GOAL
Counting only lines that hold "запросов", give the total and nothing more.

Data listing
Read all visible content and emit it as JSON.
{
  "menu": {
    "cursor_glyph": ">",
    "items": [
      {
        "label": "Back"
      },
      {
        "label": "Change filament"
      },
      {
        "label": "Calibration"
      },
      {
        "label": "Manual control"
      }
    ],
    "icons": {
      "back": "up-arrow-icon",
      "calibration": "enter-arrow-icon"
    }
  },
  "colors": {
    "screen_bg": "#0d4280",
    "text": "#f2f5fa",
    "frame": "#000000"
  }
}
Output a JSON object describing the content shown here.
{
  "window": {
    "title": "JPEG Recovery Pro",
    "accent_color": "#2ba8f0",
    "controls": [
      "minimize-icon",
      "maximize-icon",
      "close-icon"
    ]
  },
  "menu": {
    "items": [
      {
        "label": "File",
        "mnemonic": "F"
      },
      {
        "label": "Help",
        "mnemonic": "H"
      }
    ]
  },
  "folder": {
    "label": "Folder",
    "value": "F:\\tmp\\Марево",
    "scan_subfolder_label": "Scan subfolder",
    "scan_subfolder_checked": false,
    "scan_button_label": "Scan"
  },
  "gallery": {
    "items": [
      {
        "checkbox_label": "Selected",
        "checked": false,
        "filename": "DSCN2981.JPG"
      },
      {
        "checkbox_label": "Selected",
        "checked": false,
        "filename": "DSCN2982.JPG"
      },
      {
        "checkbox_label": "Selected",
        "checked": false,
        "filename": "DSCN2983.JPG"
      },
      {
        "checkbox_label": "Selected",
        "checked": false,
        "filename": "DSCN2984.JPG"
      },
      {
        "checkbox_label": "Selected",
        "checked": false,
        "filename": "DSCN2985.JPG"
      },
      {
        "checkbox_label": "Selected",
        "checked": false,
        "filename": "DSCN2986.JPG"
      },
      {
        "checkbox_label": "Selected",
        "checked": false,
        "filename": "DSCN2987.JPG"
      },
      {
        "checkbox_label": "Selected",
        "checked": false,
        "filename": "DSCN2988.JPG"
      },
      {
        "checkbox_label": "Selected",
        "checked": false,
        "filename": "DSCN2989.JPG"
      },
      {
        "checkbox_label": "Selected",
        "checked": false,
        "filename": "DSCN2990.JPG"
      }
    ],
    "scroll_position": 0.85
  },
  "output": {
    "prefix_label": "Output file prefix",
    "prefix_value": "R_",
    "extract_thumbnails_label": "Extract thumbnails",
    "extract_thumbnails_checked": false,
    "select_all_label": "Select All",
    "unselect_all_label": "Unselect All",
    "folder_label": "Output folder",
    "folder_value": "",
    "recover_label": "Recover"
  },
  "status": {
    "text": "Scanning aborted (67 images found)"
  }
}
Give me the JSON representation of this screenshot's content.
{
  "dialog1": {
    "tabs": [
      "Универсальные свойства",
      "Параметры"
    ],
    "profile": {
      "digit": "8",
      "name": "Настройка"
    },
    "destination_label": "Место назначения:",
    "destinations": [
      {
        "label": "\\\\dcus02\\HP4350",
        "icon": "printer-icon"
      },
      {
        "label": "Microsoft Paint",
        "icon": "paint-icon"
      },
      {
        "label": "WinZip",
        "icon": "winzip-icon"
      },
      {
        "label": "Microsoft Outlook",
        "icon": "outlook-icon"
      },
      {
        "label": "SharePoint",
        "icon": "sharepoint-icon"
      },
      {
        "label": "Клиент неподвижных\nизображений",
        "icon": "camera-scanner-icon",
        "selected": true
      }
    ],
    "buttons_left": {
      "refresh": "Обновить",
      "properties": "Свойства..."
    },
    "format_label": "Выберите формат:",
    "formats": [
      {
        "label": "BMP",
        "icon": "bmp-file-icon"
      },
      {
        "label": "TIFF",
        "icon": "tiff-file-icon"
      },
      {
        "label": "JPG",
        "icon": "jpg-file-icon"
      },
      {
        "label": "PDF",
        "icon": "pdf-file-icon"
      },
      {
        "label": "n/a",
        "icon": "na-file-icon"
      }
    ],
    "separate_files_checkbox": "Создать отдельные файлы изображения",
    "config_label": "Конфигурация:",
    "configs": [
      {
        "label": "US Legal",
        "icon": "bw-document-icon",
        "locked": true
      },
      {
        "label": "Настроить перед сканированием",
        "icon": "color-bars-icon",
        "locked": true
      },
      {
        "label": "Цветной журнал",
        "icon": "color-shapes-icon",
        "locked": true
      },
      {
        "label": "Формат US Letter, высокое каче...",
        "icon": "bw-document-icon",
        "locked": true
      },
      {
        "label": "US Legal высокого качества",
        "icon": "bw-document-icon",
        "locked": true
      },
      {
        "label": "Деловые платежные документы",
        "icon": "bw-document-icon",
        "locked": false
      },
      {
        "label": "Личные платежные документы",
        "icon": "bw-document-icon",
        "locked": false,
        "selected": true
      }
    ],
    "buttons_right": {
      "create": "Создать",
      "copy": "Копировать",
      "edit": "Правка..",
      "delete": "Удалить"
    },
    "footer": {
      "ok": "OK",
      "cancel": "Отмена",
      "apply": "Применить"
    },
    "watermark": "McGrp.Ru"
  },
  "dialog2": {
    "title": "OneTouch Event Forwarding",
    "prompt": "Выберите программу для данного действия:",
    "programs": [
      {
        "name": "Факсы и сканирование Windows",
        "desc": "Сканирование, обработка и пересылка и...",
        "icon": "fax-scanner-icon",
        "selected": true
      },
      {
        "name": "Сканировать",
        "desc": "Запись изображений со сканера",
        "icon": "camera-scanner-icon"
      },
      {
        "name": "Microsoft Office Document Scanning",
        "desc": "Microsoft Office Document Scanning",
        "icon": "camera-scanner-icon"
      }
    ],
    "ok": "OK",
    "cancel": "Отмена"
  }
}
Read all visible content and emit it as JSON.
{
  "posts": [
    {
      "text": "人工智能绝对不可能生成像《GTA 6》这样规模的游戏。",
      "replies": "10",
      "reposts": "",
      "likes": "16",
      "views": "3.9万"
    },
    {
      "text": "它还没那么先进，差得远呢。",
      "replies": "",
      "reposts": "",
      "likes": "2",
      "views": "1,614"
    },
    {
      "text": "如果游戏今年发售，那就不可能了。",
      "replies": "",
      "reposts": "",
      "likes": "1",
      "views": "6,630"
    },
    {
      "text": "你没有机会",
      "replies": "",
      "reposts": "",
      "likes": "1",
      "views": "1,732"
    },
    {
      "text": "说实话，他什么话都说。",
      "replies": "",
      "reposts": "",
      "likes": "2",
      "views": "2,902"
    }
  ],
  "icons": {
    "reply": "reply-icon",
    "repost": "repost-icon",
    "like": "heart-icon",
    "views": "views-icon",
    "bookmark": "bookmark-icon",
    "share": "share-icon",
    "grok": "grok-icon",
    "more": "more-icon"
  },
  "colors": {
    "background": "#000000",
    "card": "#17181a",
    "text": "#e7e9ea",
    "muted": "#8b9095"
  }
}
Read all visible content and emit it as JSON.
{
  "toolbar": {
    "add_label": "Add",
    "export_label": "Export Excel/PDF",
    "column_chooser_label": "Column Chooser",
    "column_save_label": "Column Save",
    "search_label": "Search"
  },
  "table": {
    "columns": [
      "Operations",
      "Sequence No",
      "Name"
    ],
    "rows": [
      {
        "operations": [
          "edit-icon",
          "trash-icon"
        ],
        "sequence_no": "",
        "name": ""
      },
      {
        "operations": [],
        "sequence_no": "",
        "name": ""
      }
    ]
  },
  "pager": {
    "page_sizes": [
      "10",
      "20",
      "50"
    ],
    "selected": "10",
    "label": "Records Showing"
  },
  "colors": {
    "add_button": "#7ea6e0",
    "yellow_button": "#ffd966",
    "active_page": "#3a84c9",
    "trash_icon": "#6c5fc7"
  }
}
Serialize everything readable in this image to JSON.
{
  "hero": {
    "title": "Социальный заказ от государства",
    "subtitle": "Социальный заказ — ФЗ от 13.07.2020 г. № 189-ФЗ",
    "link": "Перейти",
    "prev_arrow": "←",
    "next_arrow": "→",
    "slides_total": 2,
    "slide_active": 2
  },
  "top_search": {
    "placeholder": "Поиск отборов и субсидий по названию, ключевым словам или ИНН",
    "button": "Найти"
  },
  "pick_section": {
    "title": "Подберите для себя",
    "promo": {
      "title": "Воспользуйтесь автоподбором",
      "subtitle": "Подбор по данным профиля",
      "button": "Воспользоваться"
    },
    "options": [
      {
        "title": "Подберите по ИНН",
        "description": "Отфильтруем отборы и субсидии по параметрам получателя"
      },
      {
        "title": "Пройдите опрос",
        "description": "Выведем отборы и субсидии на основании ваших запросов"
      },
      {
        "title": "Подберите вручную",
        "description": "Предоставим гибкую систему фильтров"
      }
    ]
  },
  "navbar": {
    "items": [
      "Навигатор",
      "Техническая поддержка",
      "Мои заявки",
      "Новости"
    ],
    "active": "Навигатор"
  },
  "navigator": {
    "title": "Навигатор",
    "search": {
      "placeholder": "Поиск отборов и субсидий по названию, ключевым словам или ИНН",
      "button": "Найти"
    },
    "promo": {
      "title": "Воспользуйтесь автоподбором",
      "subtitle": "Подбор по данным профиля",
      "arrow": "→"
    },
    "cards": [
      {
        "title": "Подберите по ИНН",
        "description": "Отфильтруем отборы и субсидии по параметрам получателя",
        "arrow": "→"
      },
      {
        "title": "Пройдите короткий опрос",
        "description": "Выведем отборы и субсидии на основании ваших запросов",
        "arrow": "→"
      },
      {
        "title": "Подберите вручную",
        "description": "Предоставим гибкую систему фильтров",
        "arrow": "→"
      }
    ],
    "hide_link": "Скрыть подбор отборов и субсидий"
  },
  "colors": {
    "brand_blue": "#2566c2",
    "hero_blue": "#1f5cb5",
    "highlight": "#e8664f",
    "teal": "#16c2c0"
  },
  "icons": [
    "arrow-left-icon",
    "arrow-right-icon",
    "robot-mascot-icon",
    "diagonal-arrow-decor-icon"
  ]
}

SOLUTION TO THIS EXERCISE
2